What you have to do: Read through the entries below and return each line with the word "decapitalize".
*** Given data ***
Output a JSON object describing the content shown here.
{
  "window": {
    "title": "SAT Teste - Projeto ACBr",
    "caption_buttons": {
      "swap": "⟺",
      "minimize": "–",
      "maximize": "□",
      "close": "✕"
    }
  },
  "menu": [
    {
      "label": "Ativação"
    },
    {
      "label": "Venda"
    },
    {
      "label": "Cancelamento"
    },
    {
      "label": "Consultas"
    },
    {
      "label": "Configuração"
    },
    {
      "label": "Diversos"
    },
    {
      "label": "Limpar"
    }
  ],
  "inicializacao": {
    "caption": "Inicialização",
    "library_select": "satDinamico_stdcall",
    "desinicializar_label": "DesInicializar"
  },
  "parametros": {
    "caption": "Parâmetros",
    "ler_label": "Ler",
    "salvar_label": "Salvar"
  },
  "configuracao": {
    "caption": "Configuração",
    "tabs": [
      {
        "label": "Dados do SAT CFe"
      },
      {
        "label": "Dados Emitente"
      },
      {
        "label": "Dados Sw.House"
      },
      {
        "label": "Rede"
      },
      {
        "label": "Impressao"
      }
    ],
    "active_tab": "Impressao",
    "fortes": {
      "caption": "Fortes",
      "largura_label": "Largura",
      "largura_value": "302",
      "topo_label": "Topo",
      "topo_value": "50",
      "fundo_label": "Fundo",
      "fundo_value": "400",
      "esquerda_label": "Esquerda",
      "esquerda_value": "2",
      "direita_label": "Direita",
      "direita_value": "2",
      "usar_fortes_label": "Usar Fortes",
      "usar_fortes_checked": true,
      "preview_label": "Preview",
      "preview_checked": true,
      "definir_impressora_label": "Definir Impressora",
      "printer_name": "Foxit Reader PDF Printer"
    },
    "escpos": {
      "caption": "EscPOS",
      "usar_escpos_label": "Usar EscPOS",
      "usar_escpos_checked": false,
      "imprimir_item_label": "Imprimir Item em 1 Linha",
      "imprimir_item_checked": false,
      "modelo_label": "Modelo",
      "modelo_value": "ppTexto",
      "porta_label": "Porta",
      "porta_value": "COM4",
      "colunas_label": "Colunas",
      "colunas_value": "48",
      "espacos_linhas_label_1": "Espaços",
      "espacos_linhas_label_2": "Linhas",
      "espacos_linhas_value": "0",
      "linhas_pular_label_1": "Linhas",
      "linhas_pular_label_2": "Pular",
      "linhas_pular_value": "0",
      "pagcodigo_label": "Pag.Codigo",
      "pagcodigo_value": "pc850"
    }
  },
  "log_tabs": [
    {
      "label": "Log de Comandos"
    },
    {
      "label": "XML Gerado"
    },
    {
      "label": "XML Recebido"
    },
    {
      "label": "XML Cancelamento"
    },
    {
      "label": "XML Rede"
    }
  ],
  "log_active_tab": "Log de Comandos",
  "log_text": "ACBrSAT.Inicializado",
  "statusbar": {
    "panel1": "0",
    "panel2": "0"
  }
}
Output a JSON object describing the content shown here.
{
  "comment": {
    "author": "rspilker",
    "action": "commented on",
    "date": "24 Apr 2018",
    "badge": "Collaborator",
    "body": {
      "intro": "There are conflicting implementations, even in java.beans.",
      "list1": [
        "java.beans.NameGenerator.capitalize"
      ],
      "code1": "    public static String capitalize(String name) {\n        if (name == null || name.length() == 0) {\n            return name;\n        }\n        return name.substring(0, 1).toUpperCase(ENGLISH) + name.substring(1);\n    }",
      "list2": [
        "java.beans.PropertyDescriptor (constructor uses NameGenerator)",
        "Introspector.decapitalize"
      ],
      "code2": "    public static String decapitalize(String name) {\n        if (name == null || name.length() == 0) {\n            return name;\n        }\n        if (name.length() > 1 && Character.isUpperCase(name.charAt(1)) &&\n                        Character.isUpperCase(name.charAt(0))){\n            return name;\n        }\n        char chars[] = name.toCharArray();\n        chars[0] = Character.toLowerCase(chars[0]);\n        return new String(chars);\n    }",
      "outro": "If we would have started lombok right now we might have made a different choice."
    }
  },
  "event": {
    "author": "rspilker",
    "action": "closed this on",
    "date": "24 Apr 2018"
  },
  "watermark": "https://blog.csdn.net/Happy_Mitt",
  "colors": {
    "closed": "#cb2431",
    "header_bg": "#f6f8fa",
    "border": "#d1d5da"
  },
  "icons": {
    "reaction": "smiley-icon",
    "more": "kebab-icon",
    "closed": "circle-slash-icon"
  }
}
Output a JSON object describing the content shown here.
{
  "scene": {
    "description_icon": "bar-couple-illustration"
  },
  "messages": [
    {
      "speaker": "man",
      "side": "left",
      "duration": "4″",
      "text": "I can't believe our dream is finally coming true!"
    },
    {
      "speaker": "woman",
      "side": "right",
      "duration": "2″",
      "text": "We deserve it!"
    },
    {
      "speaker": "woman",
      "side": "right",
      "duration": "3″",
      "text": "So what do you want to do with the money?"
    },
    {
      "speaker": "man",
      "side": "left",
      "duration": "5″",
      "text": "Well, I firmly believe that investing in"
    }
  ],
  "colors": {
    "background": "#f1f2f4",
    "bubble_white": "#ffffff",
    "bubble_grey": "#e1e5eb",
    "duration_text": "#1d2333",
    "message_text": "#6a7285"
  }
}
***
Task solution:
        "Introspector.decapitalize"
      "code2": "    public static String decapitalize(String name) {\n        if (name == null || name.length() == 0) {\n            return name;\n        }\n        if (name.length() > 1 && Character.isUpperCase(name.charAt(1)) &&\n                        Character.isUpperCase(name.charAt(0))){\n            return name;\n        }\n        char chars[] = name.toCharArray();\n        chars[0] = Character.toLowerCase(chars[0]);\n        return new String(chars);\n    }",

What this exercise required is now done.